(Dataset items)
========

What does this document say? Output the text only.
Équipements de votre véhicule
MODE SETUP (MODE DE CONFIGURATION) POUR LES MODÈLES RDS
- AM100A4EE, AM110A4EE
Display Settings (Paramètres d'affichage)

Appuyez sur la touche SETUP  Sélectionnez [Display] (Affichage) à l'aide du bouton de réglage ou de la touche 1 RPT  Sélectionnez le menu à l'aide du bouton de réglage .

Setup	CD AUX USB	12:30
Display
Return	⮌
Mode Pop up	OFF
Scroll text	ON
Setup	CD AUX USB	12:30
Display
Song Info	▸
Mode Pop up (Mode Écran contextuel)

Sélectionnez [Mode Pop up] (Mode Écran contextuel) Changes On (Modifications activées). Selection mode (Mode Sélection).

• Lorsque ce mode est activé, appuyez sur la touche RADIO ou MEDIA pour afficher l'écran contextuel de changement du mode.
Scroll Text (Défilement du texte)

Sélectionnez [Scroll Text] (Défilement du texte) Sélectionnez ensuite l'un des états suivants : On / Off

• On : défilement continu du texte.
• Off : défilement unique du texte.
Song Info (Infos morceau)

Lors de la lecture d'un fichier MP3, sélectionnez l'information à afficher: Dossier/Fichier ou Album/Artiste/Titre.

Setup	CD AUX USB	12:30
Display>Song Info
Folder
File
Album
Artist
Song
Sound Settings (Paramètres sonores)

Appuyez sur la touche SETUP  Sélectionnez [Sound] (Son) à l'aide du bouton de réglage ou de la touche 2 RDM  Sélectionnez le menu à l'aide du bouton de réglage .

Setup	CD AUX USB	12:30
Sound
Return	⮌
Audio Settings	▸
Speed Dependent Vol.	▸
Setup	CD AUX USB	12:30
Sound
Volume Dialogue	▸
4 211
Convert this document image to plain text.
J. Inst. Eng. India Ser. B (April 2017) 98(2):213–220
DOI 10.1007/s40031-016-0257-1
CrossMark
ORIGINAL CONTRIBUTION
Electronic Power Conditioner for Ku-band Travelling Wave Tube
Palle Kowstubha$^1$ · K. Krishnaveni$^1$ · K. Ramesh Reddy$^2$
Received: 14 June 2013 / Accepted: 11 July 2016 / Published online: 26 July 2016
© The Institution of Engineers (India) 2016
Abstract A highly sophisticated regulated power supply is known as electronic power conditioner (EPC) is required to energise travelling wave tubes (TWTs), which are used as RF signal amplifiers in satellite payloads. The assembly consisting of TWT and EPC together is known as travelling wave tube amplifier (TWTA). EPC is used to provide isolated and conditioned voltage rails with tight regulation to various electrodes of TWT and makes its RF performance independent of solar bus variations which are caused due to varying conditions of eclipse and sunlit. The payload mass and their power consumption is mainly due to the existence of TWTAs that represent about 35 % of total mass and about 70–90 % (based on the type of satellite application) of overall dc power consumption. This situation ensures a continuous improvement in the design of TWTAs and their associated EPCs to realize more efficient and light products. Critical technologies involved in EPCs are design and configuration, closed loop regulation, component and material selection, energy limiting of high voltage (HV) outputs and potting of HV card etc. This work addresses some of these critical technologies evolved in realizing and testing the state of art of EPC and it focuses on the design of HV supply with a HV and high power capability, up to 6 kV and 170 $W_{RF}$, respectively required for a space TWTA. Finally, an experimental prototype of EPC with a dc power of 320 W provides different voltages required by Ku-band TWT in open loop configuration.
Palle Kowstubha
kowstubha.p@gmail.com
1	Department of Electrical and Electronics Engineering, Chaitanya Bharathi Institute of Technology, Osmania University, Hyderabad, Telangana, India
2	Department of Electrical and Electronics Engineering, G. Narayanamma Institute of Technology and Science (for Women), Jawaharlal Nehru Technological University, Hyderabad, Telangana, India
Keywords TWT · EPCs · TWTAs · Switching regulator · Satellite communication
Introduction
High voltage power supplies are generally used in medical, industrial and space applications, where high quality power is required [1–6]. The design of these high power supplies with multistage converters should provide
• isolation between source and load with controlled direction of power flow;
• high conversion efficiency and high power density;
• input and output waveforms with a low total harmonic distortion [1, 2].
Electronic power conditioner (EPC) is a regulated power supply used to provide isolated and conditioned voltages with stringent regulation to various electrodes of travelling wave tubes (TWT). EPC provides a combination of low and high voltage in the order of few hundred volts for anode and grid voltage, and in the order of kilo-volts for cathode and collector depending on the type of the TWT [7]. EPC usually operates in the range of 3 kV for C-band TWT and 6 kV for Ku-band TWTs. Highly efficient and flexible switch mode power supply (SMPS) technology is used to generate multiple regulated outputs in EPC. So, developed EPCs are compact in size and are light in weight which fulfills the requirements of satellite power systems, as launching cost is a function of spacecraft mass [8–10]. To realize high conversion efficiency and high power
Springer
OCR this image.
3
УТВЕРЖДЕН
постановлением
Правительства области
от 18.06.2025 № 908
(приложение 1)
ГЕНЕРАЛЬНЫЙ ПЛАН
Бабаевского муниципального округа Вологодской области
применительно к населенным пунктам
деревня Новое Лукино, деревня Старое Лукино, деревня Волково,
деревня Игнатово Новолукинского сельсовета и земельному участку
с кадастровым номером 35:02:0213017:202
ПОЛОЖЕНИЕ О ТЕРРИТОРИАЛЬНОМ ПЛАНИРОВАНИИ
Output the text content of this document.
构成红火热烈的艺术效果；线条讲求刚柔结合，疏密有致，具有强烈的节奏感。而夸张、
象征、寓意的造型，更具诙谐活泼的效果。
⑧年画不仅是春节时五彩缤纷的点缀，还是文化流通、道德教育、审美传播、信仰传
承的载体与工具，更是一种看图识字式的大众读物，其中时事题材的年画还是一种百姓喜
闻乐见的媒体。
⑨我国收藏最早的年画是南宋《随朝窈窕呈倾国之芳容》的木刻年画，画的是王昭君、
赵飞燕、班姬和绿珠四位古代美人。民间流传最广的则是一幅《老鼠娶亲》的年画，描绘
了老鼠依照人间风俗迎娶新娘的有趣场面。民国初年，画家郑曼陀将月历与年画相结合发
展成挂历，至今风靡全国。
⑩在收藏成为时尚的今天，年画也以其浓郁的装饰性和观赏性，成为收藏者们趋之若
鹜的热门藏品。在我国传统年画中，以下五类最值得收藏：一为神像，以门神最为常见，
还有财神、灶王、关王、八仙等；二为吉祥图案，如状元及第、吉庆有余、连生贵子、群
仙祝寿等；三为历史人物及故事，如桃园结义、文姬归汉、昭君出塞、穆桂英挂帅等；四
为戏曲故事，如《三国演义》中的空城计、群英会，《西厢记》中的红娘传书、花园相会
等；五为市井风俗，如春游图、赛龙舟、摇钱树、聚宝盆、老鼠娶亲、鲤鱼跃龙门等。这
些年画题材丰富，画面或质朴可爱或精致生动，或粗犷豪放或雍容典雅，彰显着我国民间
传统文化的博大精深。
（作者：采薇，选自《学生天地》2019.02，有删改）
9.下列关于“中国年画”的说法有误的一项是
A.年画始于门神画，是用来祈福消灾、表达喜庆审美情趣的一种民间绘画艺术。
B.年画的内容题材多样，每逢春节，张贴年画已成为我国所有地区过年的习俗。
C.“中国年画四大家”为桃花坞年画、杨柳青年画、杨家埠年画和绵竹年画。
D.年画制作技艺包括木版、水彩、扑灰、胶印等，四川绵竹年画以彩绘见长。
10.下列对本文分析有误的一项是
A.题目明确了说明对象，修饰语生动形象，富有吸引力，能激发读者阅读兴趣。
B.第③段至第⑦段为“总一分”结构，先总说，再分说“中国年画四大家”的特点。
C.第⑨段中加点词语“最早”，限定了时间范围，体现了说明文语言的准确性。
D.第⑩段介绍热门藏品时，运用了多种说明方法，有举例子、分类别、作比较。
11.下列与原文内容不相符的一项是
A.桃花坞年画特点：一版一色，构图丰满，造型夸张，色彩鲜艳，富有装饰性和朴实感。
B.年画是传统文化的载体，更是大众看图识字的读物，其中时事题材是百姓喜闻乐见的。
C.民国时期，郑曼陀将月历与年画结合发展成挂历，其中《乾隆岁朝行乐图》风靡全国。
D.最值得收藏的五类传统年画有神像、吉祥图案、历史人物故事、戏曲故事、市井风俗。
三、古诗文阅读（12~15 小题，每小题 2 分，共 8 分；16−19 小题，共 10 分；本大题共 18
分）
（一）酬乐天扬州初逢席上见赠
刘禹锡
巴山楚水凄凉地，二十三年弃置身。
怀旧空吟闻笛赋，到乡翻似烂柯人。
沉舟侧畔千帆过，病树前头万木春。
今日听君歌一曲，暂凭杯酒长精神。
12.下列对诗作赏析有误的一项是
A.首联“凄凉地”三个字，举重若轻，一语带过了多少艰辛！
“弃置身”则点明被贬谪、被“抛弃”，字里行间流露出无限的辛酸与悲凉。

========

WHAT YOU HAVE TO DO:
Look through the entries above and report each line where the string "Paramètres" occurs.

ANSWER TO THE TASK:
Display Settings (Paramètres d'affichage)
Sound Settings (Paramètres sonores)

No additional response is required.